-- Start RAW RECORDS --
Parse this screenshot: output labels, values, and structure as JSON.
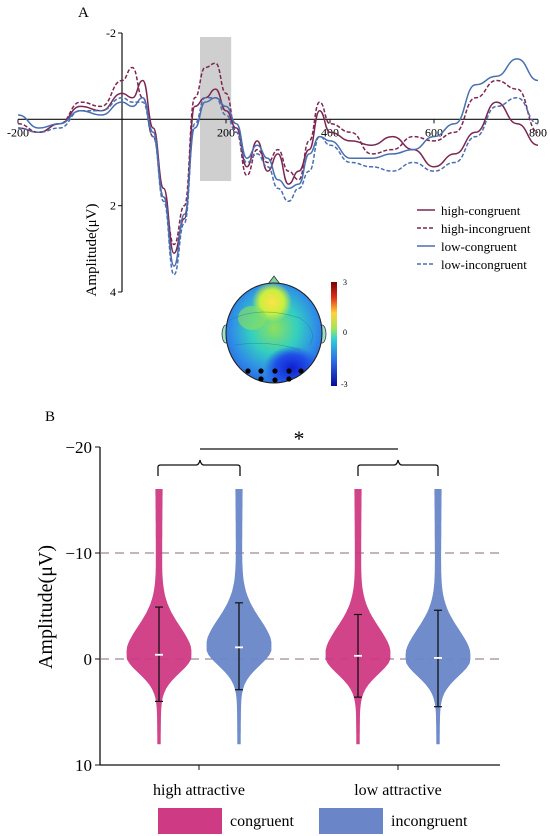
{
  "colors": {
    "high": "#7b2752",
    "low": "#4a6fb0",
    "congruent": "#cf3a84",
    "incongruent": "#6a86c9",
    "window": "#cfcfcf",
    "dashed_ref": "#8a6a80"
  },
  "panel_a": {
    "label": "A",
    "ylabel": "Amplitude(μV)",
    "legend": [
      "high-congruent",
      "high-incongruent",
      "low-congruent",
      "low-incongruent"
    ],
    "colorbar_labels": [
      "3",
      "0",
      "-3"
    ]
  },
  "panel_b": {
    "label": "B",
    "ylabel": "Amplitude(μV)",
    "significance": "*",
    "legend": [
      "congruent",
      "incongruent"
    ]
  },
  "chart_data": [
    {
      "type": "line",
      "panel": "A",
      "title": "",
      "xlabel": "",
      "ylabel": "Amplitude(μV)",
      "xlim": [
        -200,
        800
      ],
      "ylim": [
        4,
        -2
      ],
      "y_inverted": true,
      "xticks": [
        "-200",
        "200",
        "400",
        "600",
        "800"
      ],
      "yticks": [
        "-2",
        "2",
        "4"
      ],
      "highlight_window": [
        150,
        210
      ],
      "series": [
        {
          "name": "high-congruent",
          "style": "solid",
          "color_key": "high",
          "x": [
            -200,
            -160,
            -120,
            -80,
            -40,
            0,
            20,
            40,
            60,
            80,
            100,
            120,
            140,
            160,
            180,
            200,
            220,
            240,
            260,
            280,
            300,
            320,
            340,
            360,
            380,
            400,
            440,
            480,
            520,
            560,
            600,
            640,
            680,
            720,
            760,
            800
          ],
          "y": [
            0.2,
            0.3,
            0.1,
            -0.3,
            -0.2,
            -0.6,
            -0.5,
            -0.9,
            0.2,
            1.6,
            3.1,
            2.3,
            -0.3,
            -0.5,
            -0.7,
            -0.2,
            0.2,
            1.1,
            0.5,
            1.2,
            0.8,
            1.5,
            1.2,
            0.7,
            -0.2,
            0.3,
            0.5,
            0.6,
            0.4,
            0.7,
            1.1,
            0.8,
            0.3,
            -0.4,
            0.1,
            0.6
          ]
        },
        {
          "name": "high-incongruent",
          "style": "dashed",
          "color_key": "high",
          "x": [
            -200,
            -160,
            -120,
            -80,
            -40,
            0,
            20,
            40,
            60,
            80,
            100,
            120,
            140,
            160,
            180,
            200,
            220,
            240,
            260,
            280,
            300,
            320,
            340,
            360,
            380,
            400,
            440,
            480,
            520,
            560,
            600,
            640,
            680,
            720,
            760,
            800
          ],
          "y": [
            0.1,
            0.3,
            0.1,
            -0.4,
            -0.3,
            -0.9,
            -1.2,
            -0.5,
            0.4,
            1.8,
            2.9,
            2.0,
            -0.5,
            -1.2,
            -1.3,
            -0.6,
            0.3,
            1.3,
            0.7,
            1.0,
            0.7,
            1.2,
            1.4,
            0.5,
            -0.4,
            0.1,
            0.3,
            0.8,
            0.7,
            0.4,
            0.5,
            0.3,
            -0.5,
            -0.9,
            -0.7,
            0.3
          ]
        },
        {
          "name": "low-congruent",
          "style": "solid",
          "color_key": "low",
          "x": [
            -200,
            -160,
            -120,
            -80,
            -40,
            0,
            20,
            40,
            60,
            80,
            100,
            120,
            140,
            160,
            180,
            200,
            220,
            240,
            260,
            280,
            300,
            320,
            340,
            360,
            380,
            400,
            440,
            480,
            520,
            560,
            600,
            640,
            680,
            720,
            760,
            800
          ],
          "y": [
            -0.1,
            0.2,
            0.1,
            -0.2,
            -0.1,
            -0.4,
            -0.3,
            -0.5,
            0.3,
            1.8,
            3.4,
            2.2,
            0.2,
            -0.4,
            -0.5,
            -0.3,
            0.1,
            0.9,
            0.6,
            0.9,
            1.4,
            1.6,
            1.5,
            0.8,
            0.4,
            0.5,
            0.9,
            0.9,
            0.8,
            0.7,
            0.4,
            0.1,
            -0.8,
            -1.0,
            -1.4,
            -0.9
          ]
        },
        {
          "name": "low-incongruent",
          "style": "dashed",
          "color_key": "low",
          "x": [
            -200,
            -160,
            -120,
            -80,
            -40,
            0,
            20,
            40,
            60,
            80,
            100,
            120,
            140,
            160,
            180,
            200,
            220,
            240,
            260,
            280,
            300,
            320,
            340,
            360,
            380,
            400,
            440,
            480,
            520,
            560,
            600,
            640,
            680,
            720,
            760,
            800
          ],
          "y": [
            0.2,
            0.3,
            0.2,
            -0.2,
            -0.2,
            -0.5,
            -0.4,
            -0.4,
            0.4,
            1.9,
            3.6,
            2.4,
            0.1,
            -0.5,
            -0.5,
            -0.1,
            0.3,
            1.0,
            0.8,
            1.1,
            1.6,
            1.9,
            1.6,
            1.2,
            0.4,
            0.6,
            1.0,
            1.1,
            1.2,
            1.0,
            1.2,
            1.0,
            0.4,
            -0.3,
            -0.5,
            0.1
          ]
        }
      ]
    },
    {
      "type": "violin",
      "panel": "B",
      "title": "",
      "xlabel": "",
      "ylabel": "Amplitude(μV)",
      "ylim": [
        10,
        -20
      ],
      "y_inverted": true,
      "yticks": [
        "-20",
        "-10",
        "0",
        "10"
      ],
      "reference_lines": [
        -10,
        0
      ],
      "categories": [
        "high attractive",
        "low attractive"
      ],
      "series": [
        {
          "name": "congruent",
          "color_key": "congruent",
          "values": [
            {
              "category": "high attractive",
              "min": -16,
              "max": 8,
              "median": -0.4,
              "whisker_low": -4.9,
              "whisker_high": 4.0
            },
            {
              "category": "low attractive",
              "min": -16,
              "max": 8,
              "median": -0.3,
              "whisker_low": -4.2,
              "whisker_high": 3.6
            }
          ]
        },
        {
          "name": "incongruent",
          "color_key": "incongruent",
          "values": [
            {
              "category": "high attractive",
              "min": -16,
              "max": 8,
              "median": -1.1,
              "whisker_low": -5.3,
              "whisker_high": 2.9
            },
            {
              "category": "low attractive",
              "min": -16,
              "max": 8,
              "median": -0.1,
              "whisker_low": -4.6,
              "whisker_high": 4.5
            }
          ]
        }
      ]
    }
  ]
}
-- End RAW RECORDS --
◆ EXERCISE INSTRUCTIONS:
Leave every image out, and retype the material exactly.

◆ ANSWER TO THE EXERCISE:
Parse this screenshot: output labels, values, and structure as JSON.
{
  "colors": {
    "high": "#7b2752",
    "low": "#4a6fb0",
    "congruent": "#cf3a84",
    "incongruent": "#6a86c9",
    "window": "#cfcfcf",
    "dashed_ref": "#8a6a80"
  },
  "panel_a": {
    "label": "A",
    "ylabel": "Amplitude(μV)",
    "legend": [
      "high-congruent",
      "high-incongruent",
      "low-congruent",
      "low-incongruent"
    ],
    "colorbar_labels": [
      "3",
      "0",
      "-3"
    ]
  },
  "panel_b": {
    "label": "B",
    "ylabel": "Amplitude(μV)",
    "significance": "*",
    "legend": [
      "congruent",
      "incongruent"
    ]
  },
  "chart_data": [
    {
      "type": "line",
      "panel": "A",
      "title": "",
      "xlabel": "",
      "ylabel": "Amplitude(μV)",
      "xlim": [
        -200,
        800
      ],
      "ylim": [
        4,
        -2
      ],
      "y_inverted": true,
      "xticks": [
        "-200",
        "200",
        "400",
        "600",
        "800"
      ],
      "yticks": [
        "-2",
        "2",
        "4"
      ],
      "highlight_window": [
        150,
        210
      ],
      "series": [
        {
          "name": "high-congruent",
          "style": "solid",
          "color_key": "high",
          "x": [
            -200,
            -160,
            -120,
            -80,
            -40,
            0,
            20,
            40,
            60,
            80,
            100,
            120,
            140,
            160,
            180,
            200,
            220,
            240,
            260,
            280,
            300,
            320,
            340,
            360,
            380,
            400,
            440,
            480,
            520,
            560,
            600,
            640,
            680,
            720,
            760,
            800
          ],
          "y": [
            0.2,
            0.3,
            0.1,
            -0.3,
            -0.2,
            -0.6,
            -0.5,
            -0.9,
            0.2,
            1.6,
            3.1,
            2.3,
            -0.3,
            -0.5,
            -0.7,
            -0.2,
            0.2,
            1.1,
            0.5,
            1.2,
            0.8,
            1.5,
            1.2,
            0.7,
            -0.2,
            0.3,
            0.5,
            0.6,
            0.4,
            0.7,
            1.1,
            0.8,
            0.3,
            -0.4,
            0.1,
            0.6
          ]
        },
        {
          "name": "high-incongruent",
          "style": "dashed",
          "color_key": "high",
          "x": [
            -200,
            -160,
            -120,
            -80,
            -40,
            0,
            20,
            40,
            60,
            80,
            100,
            120,
            140,
            160,
            180,
            200,
            220,
            240,
            260,
            280,
            300,
            320,
            340,
            360,
            380,
            400,
            440,
            480,
            520,
            560,
            600,
            640,
            680,
            720,
            760,
            800
          ],
          "y": [
            0.1,
            0.3,
            0.1,
            -0.4,
            -0.3,
            -0.9,
            -1.2,
            -0.5,
            0.4,
            1.8,
            2.9,
            2.0,
            -0.5,
            -1.2,
            -1.3,
            -0.6,
            0.3,
            1.3,
            0.7,
            1.0,
            0.7,
            1.2,
            1.4,
            0.5,
            -0.4,
            0.1,
            0.3,
            0.8,
            0.7,
            0.4,
            0.5,
            0.3,
            -0.5,
            -0.9,
            -0.7,
            0.3
          ]
        },
        {
          "name": "low-congruent",
          "style": "solid",
          "color_key": "low",
          "x": [
            -200,
            -160,
            -120,
            -80,
            -40,
            0,
            20,
            40,
            60,
            80,
            100,
            120,
            140,
            160,
            180,
            200,
            220,
            240,
            260,
            280,
            300,
            320,
            340,
            360,
            380,
            400,
            440,
            480,
            520,
            560,
            600,
            640,
            680,
            720,
            760,
            800
          ],
          "y": [
            -0.1,
            0.2,
            0.1,
            -0.2,
            -0.1,
            -0.4,
            -0.3,
            -0.5,
            0.3,
            1.8,
            3.4,
            2.2,
            0.2,
            -0.4,
            -0.5,
            -0.3,
            0.1,
            0.9,
            0.6,
            0.9,
            1.4,
            1.6,
            1.5,
            0.8,
            0.4,
            0.5,
            0.9,
            0.9,
            0.8,
            0.7,
            0.4,
            0.1,
            -0.8,
            -1.0,
            -1.4,
            -0.9
          ]
        },
        {
          "name": "low-incongruent",
          "style": "dashed",
          "color_key": "low",
          "x": [
            -200,
            -160,
            -120,
            -80,
            -40,
            0,
            20,
            40,
            60,
            80,
            100,
            120,
            140,
            160,
            180,
            200,
            220,
            240,
            260,
            280,
            300,
            320,
            340,
            360,
            380,
            400,
            440,
            480,
            520,
            560,
            600,
            640,
            680,
            720,
            760,
            800
          ],
          "y": [
            0.2,
            0.3,
            0.2,
            -0.2,
            -0.2,
            -0.5,
            -0.4,
            -0.4,
            0.4,
            1.9,
            3.6,
            2.4,
            0.1,
            -0.5,
            -0.5,
            -0.1,
            0.3,
            1.0,
            0.8,
            1.1,
            1.6,
            1.9,
            1.6,
            1.2,
            0.4,
            0.6,
            1.0,
            1.1,
            1.2,
            1.0,
            1.2,
            1.0,
            0.4,
            -0.3,
            -0.5,
            0.1
          ]
        }
      ]
    },
    {
      "type": "violin",
      "panel": "B",
      "title": "",
      "xlabel": "",
      "ylabel": "Amplitude(μV)",
      "ylim": [
        10,
        -20
      ],
      "y_inverted": true,
      "yticks": [
        "-20",
        "-10",
        "0",
        "10"
      ],
      "reference_lines": [
        -10,
        0
      ],
      "categories": [
        "high attractive",
        "low attractive"
      ],
      "series": [
        {
          "name": "congruent",
          "color_key": "congruent",
          "values": [
            {
              "category": "high attractive",
              "min": -16,
              "max": 8,
              "median": -0.4,
              "whisker_low": -4.9,
              "whisker_high": 4.0
            },
            {
              "category": "low attractive",
              "min": -16,
              "max": 8,
              "median": -0.3,
              "whisker_low": -4.2,
              "whisker_high": 3.6
            }
          ]
        },
        {
          "name": "incongruent",
          "color_key": "incongruent",
          "values": [
            {
              "category": "high attractive",
              "min": -16,
              "max": 8,
              "median": -1.1,
              "whisker_low": -5.3,
              "whisker_high": 2.9
            },
            {
              "category": "low attractive",
              "min": -16,
              "max": 8,
              "median": -0.1,
              "whisker_low": -4.6,
              "whisker_high": 4.5
            }
          ]
        }
      ]
    }
  ]
}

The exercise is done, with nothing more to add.